Reproduisez à l'identique le passage du texte sur l'ordre des sujets en négociation qui s'ouvre sur les mots contenant « Publié par Quentin » et se termine par « une bonne introduction). ».

[Bloc de texte]
----
Publié par Quentin Mirablon, The Buyers'Lab le - mis à jour à

L'ordre des sujets évoqués a une réelle importance, surtout lorsqu'ils ne sont pas tous "joyeux"...Je vais donc vous proposer un petit classement, basé sur mon expérience, et répondre à la fameuse question "Dois-je commencer par les sujets sensibles en premier, ou les glisser à la fin?".

Je suis un très grand fan de la préparation de négociation (ça c'est une bonne introduction).

Et d'ailleurs, je sais que vous êtes du même avis que moi.

À travers ma Negociation Task List (NTL), je vous propose un maximum de sujets, dont la préparation des sujets à traiter avec votre interlocuteur, mais sans entrer dans les détails.

Quand je préparais ma liste des points à traiter, je les écrivais à la suite, sans me poser la question de l'importance.

Je me disais qu'au final, il ne sert à rien de faire en plus de la liste, un classement ou un ordre des discussions, du moment que tout sera traité.

Mais après plusieurs essais, je me suis rendu compte que l'ordre avait une réelle importance, surtout lorsque les sujets n'étaient pas tous "joyeux" (encore un terme de Bisounours, mais je n'ai pas de synonymes agréables)...

Je vais donc vous proposer un petit classement de l'ordre du jour, selon mon expérience, et répondre à la fameuse question "Dois-je commencer par les sujets sensibles en premier, ou les glisser à la fin ?".

Avant de m'attirer les foudres de mes lecteurs, je tiens à préciser qu'il s'agit d'un avis personnel, qui s'appuie sur des phases de tests, mais que cela reste hautement contestable. Nous sommes en plein coeur des relations humaines et trouver des règles applicables à chaque situation est clairement impossible. Mais on peut quand même essayer d'avoir; dans sa boîte à outils, un ou deux coups de maîtres.

Prérequis

Avant de vous lancer, vous devez bien évidemment avoir "listé" l'ensemble des sujets, cela va de soi.

Je vous conseille, dans un second temps, d'ajouter en face de chaque sujet un "indice" de sensibilité. Pour ma part, j'utilise un système de notation allant de 1 à 4 (1 étant un sujet non problématique et 4 un sujet très sensible). Pour ce qui est de l'ordre, nous allons y venir.
----
[Listing affiché]
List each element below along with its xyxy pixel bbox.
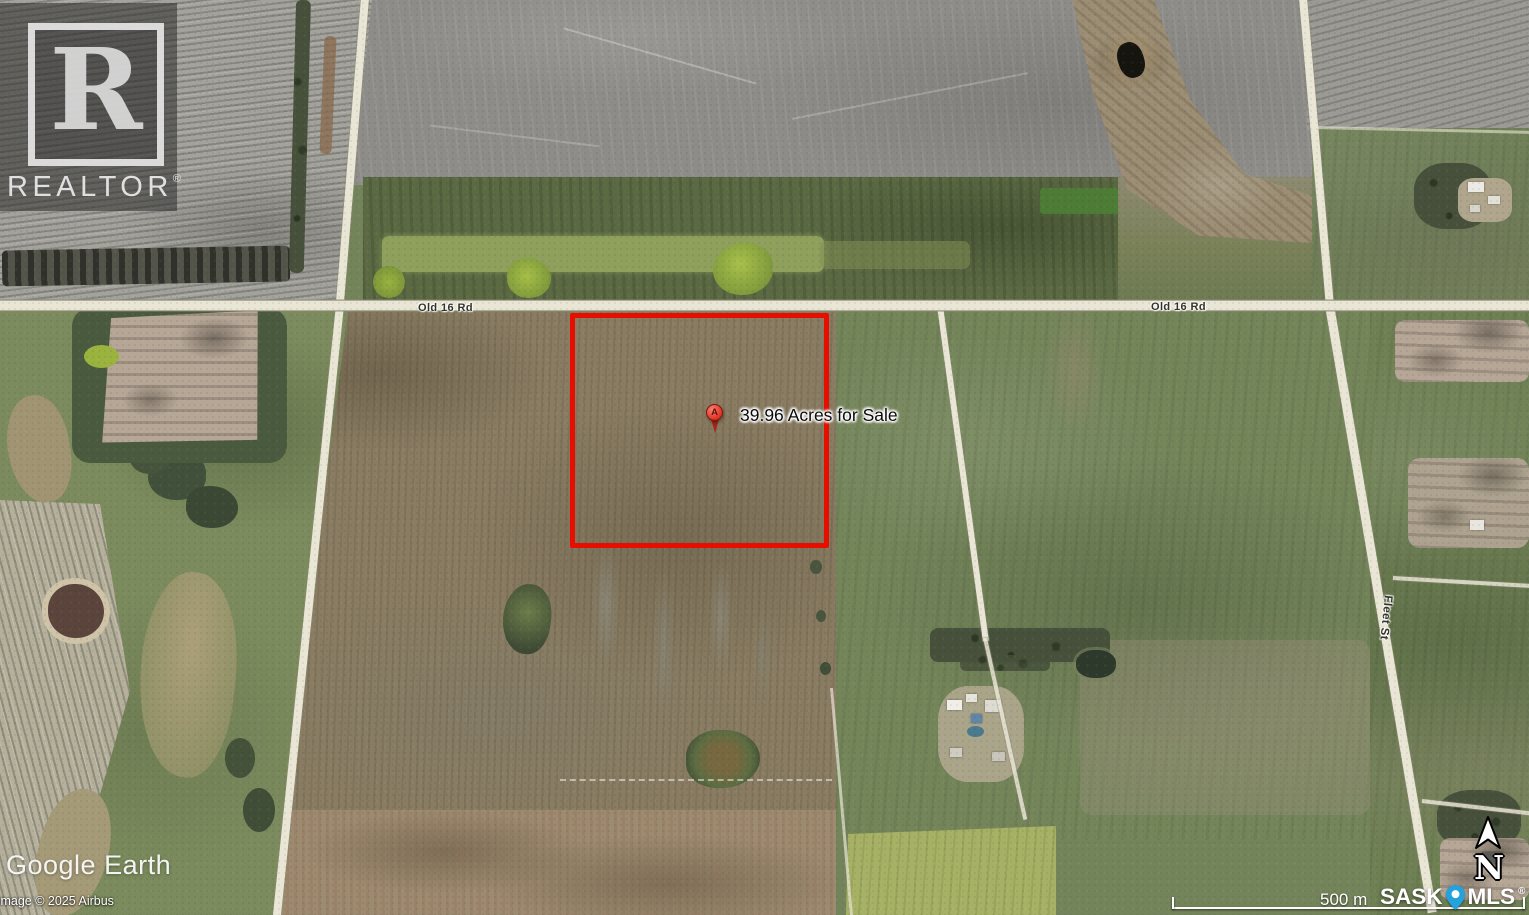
building-blue bbox=[971, 714, 982, 723]
field-light-band bbox=[820, 241, 970, 269]
imagery-attribution: Image © 2025 Airbus bbox=[0, 894, 114, 908]
building bbox=[992, 752, 1005, 761]
registered-symbol: ® bbox=[173, 173, 181, 185]
building bbox=[1470, 205, 1480, 212]
slough bbox=[243, 788, 275, 832]
field-dirt-trails bbox=[1020, 312, 1130, 452]
parcel-outline[interactable] bbox=[570, 313, 829, 548]
scale-bar-tick-left bbox=[1172, 897, 1174, 909]
sask-mls-logo: SASK MLS ® bbox=[1380, 884, 1525, 910]
sask-wordmark: SASK bbox=[1380, 884, 1443, 910]
slough-dot bbox=[810, 560, 822, 574]
building bbox=[1470, 520, 1484, 530]
highway-old-16 bbox=[0, 300, 1529, 311]
tree-clump bbox=[507, 258, 551, 298]
field-pink-zone bbox=[1080, 640, 1370, 815]
realtor-wordmark: REALTOR® bbox=[7, 171, 175, 204]
field-dark-band bbox=[2, 245, 291, 286]
north-label: N bbox=[1474, 848, 1504, 887]
realtor-watermark: R REALTOR® bbox=[0, 3, 177, 211]
marker-tail bbox=[711, 419, 719, 433]
road-label-old16-east: Old 16 Rd bbox=[1151, 301, 1206, 313]
tree-clump bbox=[713, 243, 773, 295]
industrial-pad bbox=[98, 310, 268, 448]
marker-head: A bbox=[706, 404, 723, 421]
listing-label: 39.96 Acres for Sale bbox=[740, 405, 898, 426]
gravel-area bbox=[1395, 320, 1529, 382]
location-marker[interactable]: A bbox=[703, 404, 729, 440]
field-region bbox=[1307, 0, 1529, 130]
field-bright-green bbox=[1040, 188, 1120, 214]
slough bbox=[186, 486, 238, 528]
building bbox=[1468, 182, 1484, 192]
building bbox=[950, 748, 962, 757]
gravel-area bbox=[1408, 458, 1529, 548]
field-pink-band bbox=[278, 810, 836, 915]
satellite-map[interactable]: Old 16 Rd Old 16 Rd Fleet St A 39.96 Acr… bbox=[0, 0, 1529, 915]
field-yellow bbox=[846, 826, 1056, 915]
road-label-old16-west: Old 16 Rd bbox=[418, 302, 473, 314]
mls-registered-symbol: ® bbox=[1518, 886, 1525, 897]
farm-pond bbox=[967, 726, 984, 737]
building bbox=[947, 700, 962, 710]
google-earth-logo: Google Earth bbox=[6, 850, 171, 881]
north-arrow-icon bbox=[1474, 816, 1502, 850]
farmyard bbox=[1458, 178, 1512, 222]
building bbox=[966, 694, 977, 702]
tree-clump bbox=[84, 345, 119, 368]
slough-dot bbox=[816, 610, 826, 622]
slough bbox=[225, 738, 255, 778]
realtor-monogram: R bbox=[49, 35, 142, 147]
corrals bbox=[960, 655, 1050, 671]
realtor-logo-box: R bbox=[28, 23, 164, 166]
slough-dot bbox=[820, 662, 831, 675]
mls-pin-icon bbox=[1446, 885, 1465, 910]
pond bbox=[42, 578, 110, 644]
building bbox=[1488, 196, 1500, 204]
scale-label: 500 m bbox=[1320, 890, 1367, 910]
tree-clump bbox=[373, 266, 405, 298]
marker-letter: A bbox=[711, 407, 718, 418]
dugout-pond bbox=[1076, 650, 1116, 678]
mls-wordmark: MLS bbox=[1468, 884, 1516, 910]
field-line bbox=[560, 779, 832, 781]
----
[Réponse attendue]
Publié par Quentin Mirablon, The Buyers'Lab le - mis à jour à

L'ordre des sujets évoqués a une réelle importance, surtout lorsqu'ils ne sont pas tous "joyeux"...Je vais donc vous proposer un petit classement, basé sur mon expérience, et répondre à la fameuse question "Dois-je commencer par les sujets sensibles en premier, ou les glisser à la fin?".

Je suis un très grand fan de la préparation de négociation (ça c'est une bonne introduction).